Would you copy out the whole listing exactly as given?

☆ ☆ ☆ ☆ ☆

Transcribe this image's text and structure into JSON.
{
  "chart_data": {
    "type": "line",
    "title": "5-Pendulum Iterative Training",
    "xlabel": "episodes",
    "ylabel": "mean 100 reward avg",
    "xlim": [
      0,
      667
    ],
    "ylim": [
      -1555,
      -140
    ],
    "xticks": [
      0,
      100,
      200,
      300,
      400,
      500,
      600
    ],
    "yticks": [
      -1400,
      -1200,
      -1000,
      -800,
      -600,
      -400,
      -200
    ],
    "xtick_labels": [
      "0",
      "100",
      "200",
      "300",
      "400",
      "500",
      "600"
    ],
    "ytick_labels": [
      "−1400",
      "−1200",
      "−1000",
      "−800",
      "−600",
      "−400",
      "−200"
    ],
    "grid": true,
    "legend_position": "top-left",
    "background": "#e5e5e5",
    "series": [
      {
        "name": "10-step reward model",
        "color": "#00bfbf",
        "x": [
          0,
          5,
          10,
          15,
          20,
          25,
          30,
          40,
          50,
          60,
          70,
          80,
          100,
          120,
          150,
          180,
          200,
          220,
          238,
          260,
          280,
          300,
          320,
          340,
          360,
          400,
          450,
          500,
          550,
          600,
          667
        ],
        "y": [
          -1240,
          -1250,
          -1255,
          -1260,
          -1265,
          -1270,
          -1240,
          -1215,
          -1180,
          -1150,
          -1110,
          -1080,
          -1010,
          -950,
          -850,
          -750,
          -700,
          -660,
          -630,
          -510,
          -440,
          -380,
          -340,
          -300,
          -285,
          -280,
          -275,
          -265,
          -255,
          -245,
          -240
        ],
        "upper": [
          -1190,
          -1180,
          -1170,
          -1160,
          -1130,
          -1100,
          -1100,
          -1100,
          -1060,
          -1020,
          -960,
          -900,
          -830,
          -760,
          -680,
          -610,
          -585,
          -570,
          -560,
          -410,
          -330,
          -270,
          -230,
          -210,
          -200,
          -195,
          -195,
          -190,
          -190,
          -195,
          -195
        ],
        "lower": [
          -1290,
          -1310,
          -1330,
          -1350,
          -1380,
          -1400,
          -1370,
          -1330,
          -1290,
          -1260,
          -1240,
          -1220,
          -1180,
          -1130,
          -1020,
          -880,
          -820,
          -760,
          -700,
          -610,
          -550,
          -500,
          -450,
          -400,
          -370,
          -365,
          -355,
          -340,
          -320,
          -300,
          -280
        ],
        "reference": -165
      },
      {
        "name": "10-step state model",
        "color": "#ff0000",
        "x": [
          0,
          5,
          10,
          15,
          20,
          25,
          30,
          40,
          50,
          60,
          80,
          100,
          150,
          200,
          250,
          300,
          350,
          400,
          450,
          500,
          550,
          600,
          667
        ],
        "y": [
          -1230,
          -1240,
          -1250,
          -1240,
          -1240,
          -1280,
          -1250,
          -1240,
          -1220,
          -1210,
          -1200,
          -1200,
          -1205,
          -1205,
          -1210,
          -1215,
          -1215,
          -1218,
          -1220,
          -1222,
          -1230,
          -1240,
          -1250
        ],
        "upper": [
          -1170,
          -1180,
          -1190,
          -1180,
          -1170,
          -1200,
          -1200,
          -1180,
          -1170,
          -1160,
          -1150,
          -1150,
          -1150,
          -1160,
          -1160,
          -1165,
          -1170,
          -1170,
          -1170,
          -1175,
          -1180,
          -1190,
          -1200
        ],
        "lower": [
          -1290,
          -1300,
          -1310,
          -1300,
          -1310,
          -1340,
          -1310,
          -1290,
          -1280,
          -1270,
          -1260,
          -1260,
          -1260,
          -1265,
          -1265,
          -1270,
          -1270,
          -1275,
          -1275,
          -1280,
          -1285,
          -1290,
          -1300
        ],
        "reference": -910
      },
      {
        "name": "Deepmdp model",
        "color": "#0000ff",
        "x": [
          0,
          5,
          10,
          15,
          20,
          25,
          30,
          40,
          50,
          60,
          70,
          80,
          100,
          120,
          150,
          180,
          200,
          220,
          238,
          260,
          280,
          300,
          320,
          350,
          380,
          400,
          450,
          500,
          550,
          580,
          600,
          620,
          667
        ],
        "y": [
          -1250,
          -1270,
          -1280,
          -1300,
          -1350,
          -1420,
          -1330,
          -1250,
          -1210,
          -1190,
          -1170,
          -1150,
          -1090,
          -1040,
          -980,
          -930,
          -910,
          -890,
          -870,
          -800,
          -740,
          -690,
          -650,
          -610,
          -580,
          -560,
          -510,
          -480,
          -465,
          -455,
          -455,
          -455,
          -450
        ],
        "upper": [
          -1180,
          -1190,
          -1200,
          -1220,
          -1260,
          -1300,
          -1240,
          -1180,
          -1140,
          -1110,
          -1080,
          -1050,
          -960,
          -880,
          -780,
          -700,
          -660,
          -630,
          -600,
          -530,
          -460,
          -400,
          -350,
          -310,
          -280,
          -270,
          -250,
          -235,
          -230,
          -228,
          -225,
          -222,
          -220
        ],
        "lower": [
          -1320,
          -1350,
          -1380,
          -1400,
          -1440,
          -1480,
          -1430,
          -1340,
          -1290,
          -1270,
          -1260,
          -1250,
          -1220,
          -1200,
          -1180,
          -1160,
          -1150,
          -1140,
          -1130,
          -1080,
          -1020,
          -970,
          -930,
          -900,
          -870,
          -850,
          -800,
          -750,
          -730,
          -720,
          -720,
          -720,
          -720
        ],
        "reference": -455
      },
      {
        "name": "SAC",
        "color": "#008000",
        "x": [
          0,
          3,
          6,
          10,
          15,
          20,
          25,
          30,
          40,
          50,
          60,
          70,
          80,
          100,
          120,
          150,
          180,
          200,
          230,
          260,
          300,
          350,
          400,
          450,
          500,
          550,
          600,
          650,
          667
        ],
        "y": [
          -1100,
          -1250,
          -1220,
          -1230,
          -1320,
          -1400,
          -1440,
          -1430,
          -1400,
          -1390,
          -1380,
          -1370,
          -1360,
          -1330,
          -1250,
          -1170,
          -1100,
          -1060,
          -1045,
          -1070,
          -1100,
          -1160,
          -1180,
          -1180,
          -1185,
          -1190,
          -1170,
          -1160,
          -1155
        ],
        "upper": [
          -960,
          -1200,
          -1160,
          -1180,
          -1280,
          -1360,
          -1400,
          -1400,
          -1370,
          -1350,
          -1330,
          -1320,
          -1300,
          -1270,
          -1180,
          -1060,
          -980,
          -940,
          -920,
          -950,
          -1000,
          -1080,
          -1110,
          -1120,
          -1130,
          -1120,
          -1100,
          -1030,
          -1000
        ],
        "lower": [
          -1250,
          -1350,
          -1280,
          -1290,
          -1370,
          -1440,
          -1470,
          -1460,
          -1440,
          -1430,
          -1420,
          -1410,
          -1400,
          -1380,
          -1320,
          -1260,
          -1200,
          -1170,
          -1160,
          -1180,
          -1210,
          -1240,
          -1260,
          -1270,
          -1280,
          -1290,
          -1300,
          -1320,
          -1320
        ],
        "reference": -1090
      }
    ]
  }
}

☆ ☆ ☆ ☆ ☆

CORRECT ANSWER –
Transcribe this image's text and structure into JSON.
{
  "chart_data": {
    "type": "line",
    "title": "5-Pendulum Iterative Training",
    "xlabel": "episodes",
    "ylabel": "mean 100 reward avg",
    "xlim": [
      0,
      667
    ],
    "ylim": [
      -1555,
      -140
    ],
    "xticks": [
      0,
      100,
      200,
      300,
      400,
      500,
      600
    ],
    "yticks": [
      -1400,
      -1200,
      -1000,
      -800,
      -600,
      -400,
      -200
    ],
    "xtick_labels": [
      "0",
      "100",
      "200",
      "300",
      "400",
      "500",
      "600"
    ],
    "ytick_labels": [
      "−1400",
      "−1200",
      "−1000",
      "−800",
      "−600",
      "−400",
      "−200"
    ],
    "grid": true,
    "legend_position": "top-left",
    "background": "#e5e5e5",
    "series": [
      {
        "name": "10-step reward model",
        "color": "#00bfbf",
        "x": [
          0,
          5,
          10,
          15,
          20,
          25,
          30,
          40,
          50,
          60,
          70,
          80,
          100,
          120,
          150,
          180,
          200,
          220,
          238,
          260,
          280,
          300,
          320,
          340,
          360,
          400,
          450,
          500,
          550,
          600,
          667
        ],
        "y": [
          -1240,
          -1250,
          -1255,
          -1260,
          -1265,
          -1270,
          -1240,
          -1215,
          -1180,
          -1150,
          -1110,
          -1080,
          -1010,
          -950,
          -850,
          -750,
          -700,
          -660,
          -630,
          -510,
          -440,
          -380,
          -340,
          -300,
          -285,
          -280,
          -275,
          -265,
          -255,
          -245,
          -240
        ],
        "upper": [
          -1190,
          -1180,
          -1170,
          -1160,
          -1130,
          -1100,
          -1100,
          -1100,
          -1060,
          -1020,
          -960,
          -900,
          -830,
          -760,
          -680,
          -610,
          -585,
          -570,
          -560,
          -410,
          -330,
          -270,
          -230,
          -210,
          -200,
          -195,
          -195,
          -190,
          -190,
          -195,
          -195
        ],
        "lower": [
          -1290,
          -1310,
          -1330,
          -1350,
          -1380,
          -1400,
          -1370,
          -1330,
          -1290,
          -1260,
          -1240,
          -1220,
          -1180,
          -1130,
          -1020,
          -880,
          -820,
          -760,
          -700,
          -610,
          -550,
          -500,
          -450,
          -400,
          -370,
          -365,
          -355,
          -340,
          -320,
          -300,
          -280
        ],
        "reference": -165
      },
      {
        "name": "10-step state model",
        "color": "#ff0000",
        "x": [
          0,
          5,
          10,
          15,
          20,
          25,
          30,
          40,
          50,
          60,
          80,
          100,
          150,
          200,
          250,
          300,
          350,
          400,
          450,
          500,
          550,
          600,
          667
        ],
        "y": [
          -1230,
          -1240,
          -1250,
          -1240,
          -1240,
          -1280,
          -1250,
          -1240,
          -1220,
          -1210,
          -1200,
          -1200,
          -1205,
          -1205,
          -1210,
          -1215,
          -1215,
          -1218,
          -1220,
          -1222,
          -1230,
          -1240,
          -1250
        ],
        "upper": [
          -1170,
          -1180,
          -1190,
          -1180,
          -1170,
          -1200,
          -1200,
          -1180,
          -1170,
          -1160,
          -1150,
          -1150,
          -1150,
          -1160,
          -1160,
          -1165,
          -1170,
          -1170,
          -1170,
          -1175,
          -1180,
          -1190,
          -1200
        ],
        "lower": [
          -1290,
          -1300,
          -1310,
          -1300,
          -1310,
          -1340,
          -1310,
          -1290,
          -1280,
          -1270,
          -1260,
          -1260,
          -1260,
          -1265,
          -1265,
          -1270,
          -1270,
          -1275,
          -1275,
          -1280,
          -1285,
          -1290,
          -1300
        ],
        "reference": -910
      },
      {
        "name": "Deepmdp model",
        "color": "#0000ff",
        "x": [
          0,
          5,
          10,
          15,
          20,
          25,
          30,
          40,
          50,
          60,
          70,
          80,
          100,
          120,
          150,
          180,
          200,
          220,
          238,
          260,
          280,
          300,
          320,
          350,
          380,
          400,
          450,
          500,
          550,
          580,
          600,
          620,
          667
        ],
        "y": [
          -1250,
          -1270,
          -1280,
          -1300,
          -1350,
          -1420,
          -1330,
          -1250,
          -1210,
          -1190,
          -1170,
          -1150,
          -1090,
          -1040,
          -980,
          -930,
          -910,
          -890,
          -870,
          -800,
          -740,
          -690,
          -650,
          -610,
          -580,
          -560,
          -510,
          -480,
          -465,
          -455,
          -455,
          -455,
          -450
        ],
        "upper": [
          -1180,
          -1190,
          -1200,
          -1220,
          -1260,
          -1300,
          -1240,
          -1180,
          -1140,
          -1110,
          -1080,
          -1050,
          -960,
          -880,
          -780,
          -700,
          -660,
          -630,
          -600,
          -530,
          -460,
          -400,
          -350,
          -310,
          -280,
          -270,
          -250,
          -235,
          -230,
          -228,
          -225,
          -222,
          -220
        ],
        "lower": [
          -1320,
          -1350,
          -1380,
          -1400,
          -1440,
          -1480,
          -1430,
          -1340,
          -1290,
          -1270,
          -1260,
          -1250,
          -1220,
          -1200,
          -1180,
          -1160,
          -1150,
          -1140,
          -1130,
          -1080,
          -1020,
          -970,
          -930,
          -900,
          -870,
          -850,
          -800,
          -750,
          -730,
          -720,
          -720,
          -720,
          -720
        ],
        "reference": -455
      },
      {
        "name": "SAC",
        "color": "#008000",
        "x": [
          0,
          3,
          6,
          10,
          15,
          20,
          25,
          30,
          40,
          50,
          60,
          70,
          80,
          100,
          120,
          150,
          180,
          200,
          230,
          260,
          300,
          350,
          400,
          450,
          500,
          550,
          600,
          650,
          667
        ],
        "y": [
          -1100,
          -1250,
          -1220,
          -1230,
          -1320,
          -1400,
          -1440,
          -1430,
          -1400,
          -1390,
          -1380,
          -1370,
          -1360,
          -1330,
          -1250,
          -1170,
          -1100,
          -1060,
          -1045,
          -1070,
          -1100,
          -1160,
          -1180,
          -1180,
          -1185,
          -1190,
          -1170,
          -1160,
          -1155
        ],
        "upper": [
          -960,
          -1200,
          -1160,
          -1180,
          -1280,
          -1360,
          -1400,
          -1400,
          -1370,
          -1350,
          -1330,
          -1320,
          -1300,
          -1270,
          -1180,
          -1060,
          -980,
          -940,
          -920,
          -950,
          -1000,
          -1080,
          -1110,
          -1120,
          -1130,
          -1120,
          -1100,
          -1030,
          -1000
        ],
        "lower": [
          -1250,
          -1350,
          -1280,
          -1290,
          -1370,
          -1440,
          -1470,
          -1460,
          -1440,
          -1430,
          -1420,
          -1410,
          -1400,
          -1380,
          -1320,
          -1260,
          -1200,
          -1170,
          -1160,
          -1180,
          -1210,
          -1240,
          -1260,
          -1270,
          -1280,
          -1290,
          -1300,
          -1320,
          -1320
        ],
        "reference": -1090
      }
    ]
  }
}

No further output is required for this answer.